■ **TASK DESCRIPTION**: Identify the lines bearing the string "date" and gather them.

■ **DATA ROWS**:
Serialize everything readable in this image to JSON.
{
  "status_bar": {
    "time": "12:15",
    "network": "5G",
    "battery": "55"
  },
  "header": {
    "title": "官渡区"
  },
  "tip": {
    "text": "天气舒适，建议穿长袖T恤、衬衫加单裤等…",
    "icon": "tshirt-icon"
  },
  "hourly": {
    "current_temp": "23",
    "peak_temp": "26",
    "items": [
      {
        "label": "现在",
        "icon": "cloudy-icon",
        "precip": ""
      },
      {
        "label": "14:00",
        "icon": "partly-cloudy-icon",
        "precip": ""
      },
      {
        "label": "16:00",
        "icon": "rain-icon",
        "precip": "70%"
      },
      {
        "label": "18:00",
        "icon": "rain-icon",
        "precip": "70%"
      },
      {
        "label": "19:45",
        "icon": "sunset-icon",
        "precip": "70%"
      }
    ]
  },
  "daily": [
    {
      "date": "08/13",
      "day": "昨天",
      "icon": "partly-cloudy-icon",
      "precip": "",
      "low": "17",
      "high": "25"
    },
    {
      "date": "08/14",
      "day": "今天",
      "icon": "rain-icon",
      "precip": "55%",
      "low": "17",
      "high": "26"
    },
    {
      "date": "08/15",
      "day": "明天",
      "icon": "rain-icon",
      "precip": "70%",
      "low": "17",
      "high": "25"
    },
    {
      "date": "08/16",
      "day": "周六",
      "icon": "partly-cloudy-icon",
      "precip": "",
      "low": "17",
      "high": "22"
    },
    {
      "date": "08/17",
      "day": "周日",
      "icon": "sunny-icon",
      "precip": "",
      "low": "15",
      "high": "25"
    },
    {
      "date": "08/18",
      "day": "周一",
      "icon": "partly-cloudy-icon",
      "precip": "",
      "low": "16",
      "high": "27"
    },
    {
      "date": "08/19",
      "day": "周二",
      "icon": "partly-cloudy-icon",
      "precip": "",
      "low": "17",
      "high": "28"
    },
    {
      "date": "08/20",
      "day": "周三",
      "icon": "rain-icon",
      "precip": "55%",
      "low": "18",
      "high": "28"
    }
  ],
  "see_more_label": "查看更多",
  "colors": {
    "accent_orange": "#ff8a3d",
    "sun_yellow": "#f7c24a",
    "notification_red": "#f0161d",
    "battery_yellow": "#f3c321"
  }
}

■ **FINISHED ANSWER**:
      "date": "08/13",
      "date": "08/14",
      "date": "08/15",
      "date": "08/16",
      "date": "08/17",
      "date": "08/18",
      "date": "08/19",
      "date": "08/20",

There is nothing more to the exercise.